----- Provided text

DeepSeek frenzy sends global equity markets (and crypto) into broad selloff
European equity markets traded down sharply Monday at the beginning of a new trading week, as the rapid success and popularity of a somewhat unknown, low cost China-based AI solution called DeepSeek was calling into question the (many) billions of dollars being poured into the AI sector.
DeepSeek – whose AI Assistant has quickly become the most downloaded app on the Apple App Store – launched its a free, open-source large-language model less than a month ago in late December. The company claims that its AI Assistant took only two months, and less than $6 million to build, using reduced-capability chips from Nvidia called H800s.
Speaking of Nvidia, it was leading a fairly steep decline in US pre-market trading, with its shares indicating a 12% drop from Friday’s closing price of $142.62. Nvidia – whose stock has more than doubled over the past year – has become one of the main been beneficiaries of the recent AI investment boom, with its chips powering much of the AI development and activity worldwide.
Led downward by Nvidia, the NASDAQ was preparing for a 4% decline on Monday, while the broad S&P 500 was indicating about 2% lower, and the Dow Jones Industrial Average about 1%. In live trading in Europe, Germany’s DAX was off just over 1%, while the UK FTSE was down 0.3%.
In addition to equity markets, Bitcoin was down almost 6% on Monday, back to below $100,000, while Ethereum is trading down more than 8%, close to the $3,000 level which it has been above since the US election in early November.

----------
----- Supplied data

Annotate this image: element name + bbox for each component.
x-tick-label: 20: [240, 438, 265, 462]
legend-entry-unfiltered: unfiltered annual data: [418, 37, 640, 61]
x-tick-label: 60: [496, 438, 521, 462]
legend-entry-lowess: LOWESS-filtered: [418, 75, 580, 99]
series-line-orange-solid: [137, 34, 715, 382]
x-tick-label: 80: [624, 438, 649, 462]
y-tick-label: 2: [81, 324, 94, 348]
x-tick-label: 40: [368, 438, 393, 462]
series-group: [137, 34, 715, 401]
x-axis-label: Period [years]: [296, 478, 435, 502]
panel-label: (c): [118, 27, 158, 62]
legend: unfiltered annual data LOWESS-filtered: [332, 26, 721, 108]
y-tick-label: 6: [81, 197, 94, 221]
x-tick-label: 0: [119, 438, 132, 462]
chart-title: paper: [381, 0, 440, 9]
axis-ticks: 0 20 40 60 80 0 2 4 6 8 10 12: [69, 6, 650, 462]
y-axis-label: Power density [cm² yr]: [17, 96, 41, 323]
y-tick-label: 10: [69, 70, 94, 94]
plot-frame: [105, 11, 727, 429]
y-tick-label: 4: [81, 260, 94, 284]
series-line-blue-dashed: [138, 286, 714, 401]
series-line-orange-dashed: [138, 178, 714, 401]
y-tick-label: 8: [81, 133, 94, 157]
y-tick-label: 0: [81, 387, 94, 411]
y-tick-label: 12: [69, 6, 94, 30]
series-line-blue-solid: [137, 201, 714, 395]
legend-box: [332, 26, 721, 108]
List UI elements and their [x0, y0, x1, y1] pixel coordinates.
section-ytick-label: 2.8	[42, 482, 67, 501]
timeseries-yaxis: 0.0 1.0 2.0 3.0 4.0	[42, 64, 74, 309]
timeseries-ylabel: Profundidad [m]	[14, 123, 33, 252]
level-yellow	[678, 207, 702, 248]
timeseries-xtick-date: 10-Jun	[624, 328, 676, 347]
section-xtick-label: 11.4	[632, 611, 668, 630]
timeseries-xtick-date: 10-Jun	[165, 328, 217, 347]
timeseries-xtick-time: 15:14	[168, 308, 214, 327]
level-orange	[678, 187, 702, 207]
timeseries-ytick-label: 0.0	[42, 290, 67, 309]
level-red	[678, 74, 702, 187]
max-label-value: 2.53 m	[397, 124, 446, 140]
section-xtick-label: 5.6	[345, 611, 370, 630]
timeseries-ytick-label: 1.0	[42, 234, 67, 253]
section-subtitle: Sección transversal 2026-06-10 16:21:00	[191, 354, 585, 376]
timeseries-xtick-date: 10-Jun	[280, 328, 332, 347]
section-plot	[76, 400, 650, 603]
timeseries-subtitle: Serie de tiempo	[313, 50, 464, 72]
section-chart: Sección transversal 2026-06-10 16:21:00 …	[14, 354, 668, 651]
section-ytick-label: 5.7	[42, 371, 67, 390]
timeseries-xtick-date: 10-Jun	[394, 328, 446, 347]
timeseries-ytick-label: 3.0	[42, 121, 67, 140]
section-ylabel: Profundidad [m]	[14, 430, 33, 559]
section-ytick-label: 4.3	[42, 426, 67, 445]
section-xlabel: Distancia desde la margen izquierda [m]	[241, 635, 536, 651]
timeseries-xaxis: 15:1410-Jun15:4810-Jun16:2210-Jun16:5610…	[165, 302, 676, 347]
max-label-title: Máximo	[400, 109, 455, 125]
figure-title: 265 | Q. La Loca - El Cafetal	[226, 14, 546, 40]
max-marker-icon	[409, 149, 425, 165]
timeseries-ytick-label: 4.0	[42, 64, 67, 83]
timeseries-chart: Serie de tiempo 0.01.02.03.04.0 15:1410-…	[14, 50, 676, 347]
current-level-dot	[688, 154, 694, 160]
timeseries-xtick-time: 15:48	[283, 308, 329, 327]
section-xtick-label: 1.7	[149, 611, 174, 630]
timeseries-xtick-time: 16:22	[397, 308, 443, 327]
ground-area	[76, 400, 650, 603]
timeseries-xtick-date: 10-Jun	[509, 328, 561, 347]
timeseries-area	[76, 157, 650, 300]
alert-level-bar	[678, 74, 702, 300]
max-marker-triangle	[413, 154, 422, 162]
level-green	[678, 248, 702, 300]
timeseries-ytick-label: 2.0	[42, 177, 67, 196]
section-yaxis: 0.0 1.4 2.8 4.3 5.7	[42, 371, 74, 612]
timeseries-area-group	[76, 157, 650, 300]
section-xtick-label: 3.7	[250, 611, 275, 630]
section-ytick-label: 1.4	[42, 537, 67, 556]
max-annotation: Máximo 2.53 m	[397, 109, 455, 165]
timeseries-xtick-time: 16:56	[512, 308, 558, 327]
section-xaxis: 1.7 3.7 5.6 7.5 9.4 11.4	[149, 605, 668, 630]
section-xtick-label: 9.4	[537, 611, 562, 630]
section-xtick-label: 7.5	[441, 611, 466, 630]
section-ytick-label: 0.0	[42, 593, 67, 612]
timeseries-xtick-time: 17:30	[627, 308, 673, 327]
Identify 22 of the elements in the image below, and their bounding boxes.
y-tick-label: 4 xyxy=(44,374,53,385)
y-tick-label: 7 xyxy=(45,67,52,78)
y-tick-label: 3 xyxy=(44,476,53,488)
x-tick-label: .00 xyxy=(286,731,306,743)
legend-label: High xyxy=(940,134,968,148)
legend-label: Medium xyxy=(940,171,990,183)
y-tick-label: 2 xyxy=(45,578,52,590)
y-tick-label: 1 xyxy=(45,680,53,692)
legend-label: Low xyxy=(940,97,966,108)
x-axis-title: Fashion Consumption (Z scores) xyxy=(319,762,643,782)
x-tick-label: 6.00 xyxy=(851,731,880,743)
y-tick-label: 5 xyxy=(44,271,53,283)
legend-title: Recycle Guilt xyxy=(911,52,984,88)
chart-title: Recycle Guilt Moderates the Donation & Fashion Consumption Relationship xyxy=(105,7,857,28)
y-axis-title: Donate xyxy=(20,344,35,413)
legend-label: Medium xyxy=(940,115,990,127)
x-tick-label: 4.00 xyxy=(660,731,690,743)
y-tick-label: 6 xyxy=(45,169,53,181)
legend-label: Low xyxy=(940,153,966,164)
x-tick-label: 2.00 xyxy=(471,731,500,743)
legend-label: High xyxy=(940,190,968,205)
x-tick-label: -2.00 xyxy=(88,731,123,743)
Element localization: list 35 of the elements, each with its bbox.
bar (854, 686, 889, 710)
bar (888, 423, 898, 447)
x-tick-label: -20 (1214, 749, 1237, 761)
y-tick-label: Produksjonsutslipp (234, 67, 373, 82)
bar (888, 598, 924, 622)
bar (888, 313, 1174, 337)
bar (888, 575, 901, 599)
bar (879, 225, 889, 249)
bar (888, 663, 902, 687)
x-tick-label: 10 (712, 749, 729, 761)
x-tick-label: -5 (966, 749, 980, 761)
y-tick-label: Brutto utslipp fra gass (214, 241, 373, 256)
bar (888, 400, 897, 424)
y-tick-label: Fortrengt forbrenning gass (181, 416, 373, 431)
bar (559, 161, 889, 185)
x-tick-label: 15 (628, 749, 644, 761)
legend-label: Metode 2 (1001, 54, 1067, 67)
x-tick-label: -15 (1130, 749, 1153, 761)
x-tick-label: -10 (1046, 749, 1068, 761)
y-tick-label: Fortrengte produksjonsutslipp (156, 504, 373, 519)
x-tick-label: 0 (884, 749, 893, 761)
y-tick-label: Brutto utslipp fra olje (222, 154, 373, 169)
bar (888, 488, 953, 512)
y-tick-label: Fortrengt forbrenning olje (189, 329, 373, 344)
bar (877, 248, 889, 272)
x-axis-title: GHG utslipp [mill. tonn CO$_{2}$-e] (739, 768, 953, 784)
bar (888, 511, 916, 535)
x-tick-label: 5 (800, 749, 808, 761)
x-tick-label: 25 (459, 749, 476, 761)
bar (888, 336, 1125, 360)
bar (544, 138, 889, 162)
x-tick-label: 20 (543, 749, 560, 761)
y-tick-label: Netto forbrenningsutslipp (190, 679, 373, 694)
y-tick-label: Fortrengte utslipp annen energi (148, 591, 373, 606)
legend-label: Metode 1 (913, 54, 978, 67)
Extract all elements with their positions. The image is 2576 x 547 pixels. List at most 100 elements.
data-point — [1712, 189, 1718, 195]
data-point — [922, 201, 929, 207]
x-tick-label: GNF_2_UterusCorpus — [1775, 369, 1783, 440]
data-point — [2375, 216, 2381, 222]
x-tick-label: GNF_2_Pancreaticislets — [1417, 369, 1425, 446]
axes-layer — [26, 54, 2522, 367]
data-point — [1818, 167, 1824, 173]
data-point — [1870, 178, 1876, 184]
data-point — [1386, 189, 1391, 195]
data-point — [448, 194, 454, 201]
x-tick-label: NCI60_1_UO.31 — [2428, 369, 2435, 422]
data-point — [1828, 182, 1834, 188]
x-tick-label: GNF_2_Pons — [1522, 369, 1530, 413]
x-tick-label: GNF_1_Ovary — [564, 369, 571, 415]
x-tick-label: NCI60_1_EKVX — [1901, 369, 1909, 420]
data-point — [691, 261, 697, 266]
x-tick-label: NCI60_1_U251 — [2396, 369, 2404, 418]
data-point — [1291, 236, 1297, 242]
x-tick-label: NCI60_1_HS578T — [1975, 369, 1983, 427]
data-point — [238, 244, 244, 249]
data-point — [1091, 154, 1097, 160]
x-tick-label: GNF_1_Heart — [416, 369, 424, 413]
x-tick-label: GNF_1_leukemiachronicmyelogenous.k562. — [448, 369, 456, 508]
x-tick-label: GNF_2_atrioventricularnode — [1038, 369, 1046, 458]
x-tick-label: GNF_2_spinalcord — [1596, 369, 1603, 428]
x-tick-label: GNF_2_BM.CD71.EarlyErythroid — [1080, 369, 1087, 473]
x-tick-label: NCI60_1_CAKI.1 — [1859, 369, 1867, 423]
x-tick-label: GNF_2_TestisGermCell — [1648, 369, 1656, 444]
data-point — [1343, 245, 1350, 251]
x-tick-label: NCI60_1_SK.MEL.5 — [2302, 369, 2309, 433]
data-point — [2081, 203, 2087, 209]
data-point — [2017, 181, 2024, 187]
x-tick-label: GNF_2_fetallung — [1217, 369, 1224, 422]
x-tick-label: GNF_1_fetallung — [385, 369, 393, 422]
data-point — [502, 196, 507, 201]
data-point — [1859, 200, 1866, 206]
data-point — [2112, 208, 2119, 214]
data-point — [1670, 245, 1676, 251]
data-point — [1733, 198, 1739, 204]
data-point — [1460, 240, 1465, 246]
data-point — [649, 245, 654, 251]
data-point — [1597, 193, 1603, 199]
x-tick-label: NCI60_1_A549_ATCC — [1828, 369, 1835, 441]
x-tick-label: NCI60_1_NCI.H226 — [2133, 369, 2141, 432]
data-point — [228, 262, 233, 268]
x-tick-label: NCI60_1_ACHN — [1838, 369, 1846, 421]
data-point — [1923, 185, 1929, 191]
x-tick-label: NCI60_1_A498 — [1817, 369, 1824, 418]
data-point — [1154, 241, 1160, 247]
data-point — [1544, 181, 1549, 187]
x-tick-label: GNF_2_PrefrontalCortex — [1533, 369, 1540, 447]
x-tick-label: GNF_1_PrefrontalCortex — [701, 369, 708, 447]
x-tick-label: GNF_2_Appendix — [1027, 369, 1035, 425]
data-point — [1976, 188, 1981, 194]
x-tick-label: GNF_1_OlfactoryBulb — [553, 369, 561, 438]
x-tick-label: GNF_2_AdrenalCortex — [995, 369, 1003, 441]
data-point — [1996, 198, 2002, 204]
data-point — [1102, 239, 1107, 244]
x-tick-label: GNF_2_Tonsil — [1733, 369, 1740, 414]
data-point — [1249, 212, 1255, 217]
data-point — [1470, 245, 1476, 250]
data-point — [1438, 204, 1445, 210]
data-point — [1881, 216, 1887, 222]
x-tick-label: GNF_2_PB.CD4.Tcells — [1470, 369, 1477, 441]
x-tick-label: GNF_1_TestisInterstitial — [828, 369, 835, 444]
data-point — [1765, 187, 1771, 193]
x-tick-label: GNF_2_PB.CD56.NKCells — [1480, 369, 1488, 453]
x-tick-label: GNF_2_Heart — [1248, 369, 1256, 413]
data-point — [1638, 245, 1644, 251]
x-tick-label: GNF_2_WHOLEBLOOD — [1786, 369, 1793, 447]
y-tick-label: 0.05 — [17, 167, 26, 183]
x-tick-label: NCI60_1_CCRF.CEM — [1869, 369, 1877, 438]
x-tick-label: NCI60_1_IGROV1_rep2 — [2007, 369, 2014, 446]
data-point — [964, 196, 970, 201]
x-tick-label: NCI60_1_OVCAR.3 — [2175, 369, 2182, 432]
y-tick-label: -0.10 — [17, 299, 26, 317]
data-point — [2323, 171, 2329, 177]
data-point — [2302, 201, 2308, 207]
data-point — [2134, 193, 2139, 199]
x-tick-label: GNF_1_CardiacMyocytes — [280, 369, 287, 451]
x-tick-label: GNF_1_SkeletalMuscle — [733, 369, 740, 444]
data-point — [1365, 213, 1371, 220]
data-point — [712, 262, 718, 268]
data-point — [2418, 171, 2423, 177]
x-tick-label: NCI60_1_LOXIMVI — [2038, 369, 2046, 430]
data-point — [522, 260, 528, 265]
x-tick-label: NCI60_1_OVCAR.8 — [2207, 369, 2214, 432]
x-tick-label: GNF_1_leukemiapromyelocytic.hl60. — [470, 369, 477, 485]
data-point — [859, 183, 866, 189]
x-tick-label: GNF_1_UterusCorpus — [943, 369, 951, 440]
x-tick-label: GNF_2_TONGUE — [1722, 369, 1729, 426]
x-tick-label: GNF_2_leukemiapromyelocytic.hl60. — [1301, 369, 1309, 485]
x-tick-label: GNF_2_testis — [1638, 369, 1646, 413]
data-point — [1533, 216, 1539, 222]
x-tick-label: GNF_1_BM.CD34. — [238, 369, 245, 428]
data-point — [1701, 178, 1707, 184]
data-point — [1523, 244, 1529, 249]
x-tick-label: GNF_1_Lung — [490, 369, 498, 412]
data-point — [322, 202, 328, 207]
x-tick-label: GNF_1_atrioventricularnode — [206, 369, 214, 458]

----------

▶ [What is required] Pick up the article on the DeepSeek-driven market selloff after its last sentence and keep writing it.

▶ [Expected answer]
But back to DeepSeek, business news site CNBC is reporting that in a set of third-party benchmark tests, DeepSeek outperformed Meta’s Llama 3.1, OpenAI’s GPT-4o and Anthropic’s Claude Sonnet 3.5 in accuracy ranging from complex problem-solving to math and coding. DeepSeek’s latest release, called r1, is a reasoning model that also outperformed OpenAI’s latest o1 in third-party tests.
DeepSeek’s quick and low-cost success – both in terms of specs performance and in the App Store – has called into question very rapidly the virtual billions of dollars being thrown into AI development and associated things such as massive data centers and expensive chips, leading to what looks like will be a broad equity selloff once US markets open in a couple of hours. The fact that DeepSeek is based in China, and backed by Chinese quant fund called High Flyer, is also leading markets to question the US lead in all things AI.